Make an exact copy of the listing below.

****

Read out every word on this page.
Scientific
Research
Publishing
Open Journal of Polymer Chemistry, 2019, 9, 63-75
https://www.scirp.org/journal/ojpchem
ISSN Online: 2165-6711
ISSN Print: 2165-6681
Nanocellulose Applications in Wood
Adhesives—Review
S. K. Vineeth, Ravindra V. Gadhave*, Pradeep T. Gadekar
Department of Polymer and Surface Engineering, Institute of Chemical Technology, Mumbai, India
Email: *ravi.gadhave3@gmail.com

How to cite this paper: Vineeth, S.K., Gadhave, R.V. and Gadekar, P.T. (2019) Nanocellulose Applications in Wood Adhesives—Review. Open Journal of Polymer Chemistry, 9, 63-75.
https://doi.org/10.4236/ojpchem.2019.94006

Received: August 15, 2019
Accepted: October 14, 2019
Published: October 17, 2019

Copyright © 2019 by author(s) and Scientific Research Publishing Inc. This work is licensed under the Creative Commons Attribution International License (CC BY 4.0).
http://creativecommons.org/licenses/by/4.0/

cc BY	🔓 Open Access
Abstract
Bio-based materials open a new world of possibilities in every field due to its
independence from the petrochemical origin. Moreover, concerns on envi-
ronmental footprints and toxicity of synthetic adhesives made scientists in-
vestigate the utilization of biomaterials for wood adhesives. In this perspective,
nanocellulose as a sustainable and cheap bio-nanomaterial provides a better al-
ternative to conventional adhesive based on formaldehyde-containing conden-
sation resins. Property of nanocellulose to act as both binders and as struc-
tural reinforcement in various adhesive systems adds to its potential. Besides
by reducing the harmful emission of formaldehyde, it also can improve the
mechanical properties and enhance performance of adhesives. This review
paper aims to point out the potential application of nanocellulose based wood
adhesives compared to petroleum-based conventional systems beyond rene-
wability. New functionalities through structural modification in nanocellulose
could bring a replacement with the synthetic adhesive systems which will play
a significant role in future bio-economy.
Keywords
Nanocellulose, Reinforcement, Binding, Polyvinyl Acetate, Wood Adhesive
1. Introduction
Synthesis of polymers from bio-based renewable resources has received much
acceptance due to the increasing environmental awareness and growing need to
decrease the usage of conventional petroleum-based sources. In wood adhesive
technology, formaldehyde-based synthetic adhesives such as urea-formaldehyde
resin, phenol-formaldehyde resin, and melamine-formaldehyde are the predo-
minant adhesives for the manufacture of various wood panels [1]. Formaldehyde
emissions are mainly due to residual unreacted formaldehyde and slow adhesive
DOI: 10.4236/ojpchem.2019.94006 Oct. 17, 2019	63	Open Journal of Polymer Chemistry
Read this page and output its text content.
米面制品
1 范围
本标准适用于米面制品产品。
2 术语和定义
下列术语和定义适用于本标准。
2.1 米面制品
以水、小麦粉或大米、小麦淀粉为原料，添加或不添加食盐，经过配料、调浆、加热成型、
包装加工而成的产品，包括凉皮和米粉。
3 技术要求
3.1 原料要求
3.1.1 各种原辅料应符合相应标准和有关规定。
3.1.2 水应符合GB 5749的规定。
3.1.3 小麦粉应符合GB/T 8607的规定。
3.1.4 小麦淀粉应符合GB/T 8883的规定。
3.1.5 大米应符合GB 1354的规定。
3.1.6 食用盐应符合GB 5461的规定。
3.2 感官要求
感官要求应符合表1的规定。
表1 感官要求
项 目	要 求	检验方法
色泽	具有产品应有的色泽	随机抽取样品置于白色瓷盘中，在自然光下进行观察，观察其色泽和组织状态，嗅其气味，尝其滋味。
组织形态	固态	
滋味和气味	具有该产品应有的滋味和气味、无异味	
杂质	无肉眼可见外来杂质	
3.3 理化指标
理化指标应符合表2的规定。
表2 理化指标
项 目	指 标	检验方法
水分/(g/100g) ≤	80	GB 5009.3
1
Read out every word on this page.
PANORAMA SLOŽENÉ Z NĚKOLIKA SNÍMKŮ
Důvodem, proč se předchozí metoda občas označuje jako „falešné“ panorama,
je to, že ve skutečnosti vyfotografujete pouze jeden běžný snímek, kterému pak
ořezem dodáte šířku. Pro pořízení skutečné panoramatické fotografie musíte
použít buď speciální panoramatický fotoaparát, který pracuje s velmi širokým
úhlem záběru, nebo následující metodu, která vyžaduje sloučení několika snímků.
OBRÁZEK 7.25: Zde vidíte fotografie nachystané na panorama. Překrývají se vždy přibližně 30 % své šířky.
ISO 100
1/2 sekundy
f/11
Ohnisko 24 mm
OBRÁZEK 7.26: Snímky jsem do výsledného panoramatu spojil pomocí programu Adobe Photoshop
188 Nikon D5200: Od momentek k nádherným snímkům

****

*SOLUTION TO THIS PROBLEM*.
Read out every word on this page.
Scientific
Research
Publishing
Open Journal of Polymer Chemistry, 2019, 9, 63-75
https://www.scirp.org/journal/ojpchem
ISSN Online: 2165-6711
ISSN Print: 2165-6681
Nanocellulose Applications in Wood
Adhesives—Review
S. K. Vineeth, Ravindra V. Gadhave*, Pradeep T. Gadekar
Department of Polymer and Surface Engineering, Institute of Chemical Technology, Mumbai, India
Email: *ravi.gadhave3@gmail.com

How to cite this paper: Vineeth, S.K., Gadhave, R.V. and Gadekar, P.T. (2019) Nanocellulose Applications in Wood Adhesives—Review. Open Journal of Polymer Chemistry, 9, 63-75.
https://doi.org/10.4236/ojpchem.2019.94006

Received: August 15, 2019
Accepted: October 14, 2019
Published: October 17, 2019

Copyright © 2019 by author(s) and Scientific Research Publishing Inc. This work is licensed under the Creative Commons Attribution International License (CC BY 4.0).
http://creativecommons.org/licenses/by/4.0/

cc BY	🔓 Open Access
Abstract
Bio-based materials open a new world of possibilities in every field due to its
independence from the petrochemical origin. Moreover, concerns on envi-
ronmental footprints and toxicity of synthetic adhesives made scientists in-
vestigate the utilization of biomaterials for wood adhesives. In this perspective,
nanocellulose as a sustainable and cheap bio-nanomaterial provides a better al-
ternative to conventional adhesive based on formaldehyde-containing conden-
sation resins. Property of nanocellulose to act as both binders and as struc-
tural reinforcement in various adhesive systems adds to its potential. Besides
by reducing the harmful emission of formaldehyde, it also can improve the
mechanical properties and enhance performance of adhesives. This review
paper aims to point out the potential application of nanocellulose based wood
adhesives compared to petroleum-based conventional systems beyond rene-
wability. New functionalities through structural modification in nanocellulose
could bring a replacement with the synthetic adhesive systems which will play
a significant role in future bio-economy.
Keywords
Nanocellulose, Reinforcement, Binding, Polyvinyl Acetate, Wood Adhesive
1. Introduction
Synthesis of polymers from bio-based renewable resources has received much
acceptance due to the increasing environmental awareness and growing need to
decrease the usage of conventional petroleum-based sources. In wood adhesive
technology, formaldehyde-based synthetic adhesives such as urea-formaldehyde
resin, phenol-formaldehyde resin, and melamine-formaldehyde are the predo-
minant adhesives for the manufacture of various wood panels [1]. Formaldehyde
emissions are mainly due to residual unreacted formaldehyde and slow adhesive
DOI: 10.4236/ojpchem.2019.94006 Oct. 17, 2019	63	Open Journal of Polymer Chemistry
Read this page and output its text content.
米面制品
1 范围
本标准适用于米面制品产品。
2 术语和定义
下列术语和定义适用于本标准。
2.1 米面制品
以水、小麦粉或大米、小麦淀粉为原料，添加或不添加食盐，经过配料、调浆、加热成型、
包装加工而成的产品，包括凉皮和米粉。
3 技术要求
3.1 原料要求
3.1.1 各种原辅料应符合相应标准和有关规定。
3.1.2 水应符合GB 5749的规定。
3.1.3 小麦粉应符合GB/T 8607的规定。
3.1.4 小麦淀粉应符合GB/T 8883的规定。
3.1.5 大米应符合GB 1354的规定。
3.1.6 食用盐应符合GB 5461的规定。
3.2 感官要求
感官要求应符合表1的规定。
表1 感官要求
项 目	要 求	检验方法
色泽	具有产品应有的色泽	随机抽取样品置于白色瓷盘中，在自然光下进行观察，观察其色泽和组织状态，嗅其气味，尝其滋味。
组织形态	固态	
滋味和气味	具有该产品应有的滋味和气味、无异味	
杂质	无肉眼可见外来杂质	
3.3 理化指标
理化指标应符合表2的规定。
表2 理化指标
项 目	指 标	检验方法
水分/(g/100g) ≤	80	GB 5009.3
1
Read out every word on this page.
PANORAMA SLOŽENÉ Z NĚKOLIKA SNÍMKŮ
Důvodem, proč se předchozí metoda občas označuje jako „falešné“ panorama,
je to, že ve skutečnosti vyfotografujete pouze jeden běžný snímek, kterému pak
ořezem dodáte šířku. Pro pořízení skutečné panoramatické fotografie musíte
použít buď speciální panoramatický fotoaparát, který pracuje s velmi širokým
úhlem záběru, nebo následující metodu, která vyžaduje sloučení několika snímků.
OBRÁZEK 7.25: Zde vidíte fotografie nachystané na panorama. Překrývají se vždy přibližně 30 % své šířky.
ISO 100
1/2 sekundy
f/11
Ohnisko 24 mm
OBRÁZEK 7.26: Snímky jsem do výsledného panoramatu spojil pomocí programu Adobe Photoshop
188 Nikon D5200: Od momentek k nádherným snímkům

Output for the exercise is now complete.